* **Exercise prompt**: Once you have read the listing, output it exactly and completely.

.....

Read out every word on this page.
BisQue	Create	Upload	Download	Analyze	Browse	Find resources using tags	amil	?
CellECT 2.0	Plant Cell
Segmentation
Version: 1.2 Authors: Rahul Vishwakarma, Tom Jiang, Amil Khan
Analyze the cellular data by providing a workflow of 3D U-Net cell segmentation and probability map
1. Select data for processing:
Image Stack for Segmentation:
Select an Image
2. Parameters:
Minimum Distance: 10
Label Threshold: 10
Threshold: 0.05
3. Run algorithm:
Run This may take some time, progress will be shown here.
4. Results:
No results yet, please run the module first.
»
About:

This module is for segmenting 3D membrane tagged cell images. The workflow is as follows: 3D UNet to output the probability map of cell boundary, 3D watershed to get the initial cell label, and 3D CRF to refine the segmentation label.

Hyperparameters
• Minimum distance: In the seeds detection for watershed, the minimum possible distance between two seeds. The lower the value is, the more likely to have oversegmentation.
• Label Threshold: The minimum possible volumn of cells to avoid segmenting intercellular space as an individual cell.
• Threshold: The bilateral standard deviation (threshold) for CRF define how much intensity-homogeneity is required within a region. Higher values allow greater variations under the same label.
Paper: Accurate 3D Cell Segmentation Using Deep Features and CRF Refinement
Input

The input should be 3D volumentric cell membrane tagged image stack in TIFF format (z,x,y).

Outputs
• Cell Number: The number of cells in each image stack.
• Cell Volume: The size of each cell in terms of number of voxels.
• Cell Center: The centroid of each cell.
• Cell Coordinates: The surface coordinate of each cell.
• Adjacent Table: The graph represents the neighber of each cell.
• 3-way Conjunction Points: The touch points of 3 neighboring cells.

.....

* **Written answer**:
Read out every word on this page.
BisQue	Create	Upload	Download	Analyze	Browse	Find resources using tags	amil	?
CellECT 2.0	Plant Cell
Segmentation
Version: 1.2 Authors: Rahul Vishwakarma, Tom Jiang, Amil Khan
Analyze the cellular data by providing a workflow of 3D U-Net cell segmentation and probability map
1. Select data for processing:
Image Stack for Segmentation:
Select an Image
2. Parameters:
Minimum Distance: 10
Label Threshold: 10
Threshold: 0.05
3. Run algorithm:
Run This may take some time, progress will be shown here.
4. Results:
No results yet, please run the module first.
»
About:

This module is for segmenting 3D membrane tagged cell images. The workflow is as follows: 3D UNet to output the probability map of cell boundary, 3D watershed to get the initial cell label, and 3D CRF to refine the segmentation label.

Hyperparameters
• Minimum distance: In the seeds detection for watershed, the minimum possible distance between two seeds. The lower the value is, the more likely to have oversegmentation.
• Label Threshold: The minimum possible volumn of cells to avoid segmenting intercellular space as an individual cell.
• Threshold: The bilateral standard deviation (threshold) for CRF define how much intensity-homogeneity is required within a region. Higher values allow greater variations under the same label.
Paper: Accurate 3D Cell Segmentation Using Deep Features and CRF Refinement
Input

The input should be 3D volumentric cell membrane tagged image stack in TIFF format (z,x,y).

Outputs
• Cell Number: The number of cells in each image stack.
• Cell Volume: The size of each cell in terms of number of voxels.
• Cell Center: The centroid of each cell.
• Cell Coordinates: The surface coordinate of each cell.
• Adjacent Table: The graph represents the neighber of each cell.
• 3-way Conjunction Points: The touch points of 3 neighboring cells.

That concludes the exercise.